### Problem to work on
Copy out all the entries exactly.

[Dataset items]

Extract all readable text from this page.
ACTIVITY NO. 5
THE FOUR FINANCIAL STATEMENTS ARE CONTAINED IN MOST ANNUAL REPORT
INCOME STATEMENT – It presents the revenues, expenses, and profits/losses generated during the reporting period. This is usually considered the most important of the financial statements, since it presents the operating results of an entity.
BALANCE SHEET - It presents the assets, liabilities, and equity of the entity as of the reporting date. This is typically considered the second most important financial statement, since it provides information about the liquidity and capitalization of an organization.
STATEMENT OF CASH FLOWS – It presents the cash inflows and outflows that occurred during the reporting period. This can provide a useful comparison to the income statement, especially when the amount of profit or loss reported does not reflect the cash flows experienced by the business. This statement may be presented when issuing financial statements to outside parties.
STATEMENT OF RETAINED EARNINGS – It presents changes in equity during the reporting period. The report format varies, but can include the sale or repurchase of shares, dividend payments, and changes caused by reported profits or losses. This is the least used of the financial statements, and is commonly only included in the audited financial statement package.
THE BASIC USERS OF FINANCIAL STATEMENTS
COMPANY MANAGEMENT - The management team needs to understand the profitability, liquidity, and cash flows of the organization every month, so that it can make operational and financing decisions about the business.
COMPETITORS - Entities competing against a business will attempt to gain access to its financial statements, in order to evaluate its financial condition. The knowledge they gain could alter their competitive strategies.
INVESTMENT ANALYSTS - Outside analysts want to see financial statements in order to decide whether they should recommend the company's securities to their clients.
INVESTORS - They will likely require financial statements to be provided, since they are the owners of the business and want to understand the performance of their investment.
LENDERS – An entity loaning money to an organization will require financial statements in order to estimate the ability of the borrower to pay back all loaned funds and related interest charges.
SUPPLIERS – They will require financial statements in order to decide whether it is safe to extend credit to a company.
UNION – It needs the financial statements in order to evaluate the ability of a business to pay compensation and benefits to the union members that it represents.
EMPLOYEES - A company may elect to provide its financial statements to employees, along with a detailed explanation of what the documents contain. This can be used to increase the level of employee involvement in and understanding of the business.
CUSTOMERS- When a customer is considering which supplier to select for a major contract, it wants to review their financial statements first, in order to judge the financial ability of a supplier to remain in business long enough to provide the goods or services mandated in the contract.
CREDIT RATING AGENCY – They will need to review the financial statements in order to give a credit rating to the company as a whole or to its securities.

### Correct output
Extract all readable text from this page.
ACTIVITY NO. 5
THE FOUR FINANCIAL STATEMENTS ARE CONTAINED IN MOST ANNUAL REPORT
INCOME STATEMENT – It presents the revenues, expenses, and profits/losses generated during the reporting period. This is usually considered the most important of the financial statements, since it presents the operating results of an entity.
BALANCE SHEET - It presents the assets, liabilities, and equity of the entity as of the reporting date. This is typically considered the second most important financial statement, since it provides information about the liquidity and capitalization of an organization.
STATEMENT OF CASH FLOWS – It presents the cash inflows and outflows that occurred during the reporting period. This can provide a useful comparison to the income statement, especially when the amount of profit or loss reported does not reflect the cash flows experienced by the business. This statement may be presented when issuing financial statements to outside parties.
STATEMENT OF RETAINED EARNINGS – It presents changes in equity during the reporting period. The report format varies, but can include the sale or repurchase of shares, dividend payments, and changes caused by reported profits or losses. This is the least used of the financial statements, and is commonly only included in the audited financial statement package.
THE BASIC USERS OF FINANCIAL STATEMENTS
COMPANY MANAGEMENT - The management team needs to understand the profitability, liquidity, and cash flows of the organization every month, so that it can make operational and financing decisions about the business.
COMPETITORS - Entities competing against a business will attempt to gain access to its financial statements, in order to evaluate its financial condition. The knowledge they gain could alter their competitive strategies.
INVESTMENT ANALYSTS - Outside analysts want to see financial statements in order to decide whether they should recommend the company's securities to their clients.
INVESTORS - They will likely require financial statements to be provided, since they are the owners of the business and want to understand the performance of their investment.
LENDERS – An entity loaning money to an organization will require financial statements in order to estimate the ability of the borrower to pay back all loaned funds and related interest charges.
SUPPLIERS – They will require financial statements in order to decide whether it is safe to extend credit to a company.
UNION – It needs the financial statements in order to evaluate the ability of a business to pay compensation and benefits to the union members that it represents.
EMPLOYEES - A company may elect to provide its financial statements to employees, along with a detailed explanation of what the documents contain. This can be used to increase the level of employee involvement in and understanding of the business.
CUSTOMERS- When a customer is considering which supplier to select for a major contract, it wants to review their financial statements first, in order to judge the financial ability of a supplier to remain in business long enough to provide the goods or services mandated in the contract.
CREDIT RATING AGENCY – They will need to review the financial statements in order to give a credit rating to the company as a whole or to its securities.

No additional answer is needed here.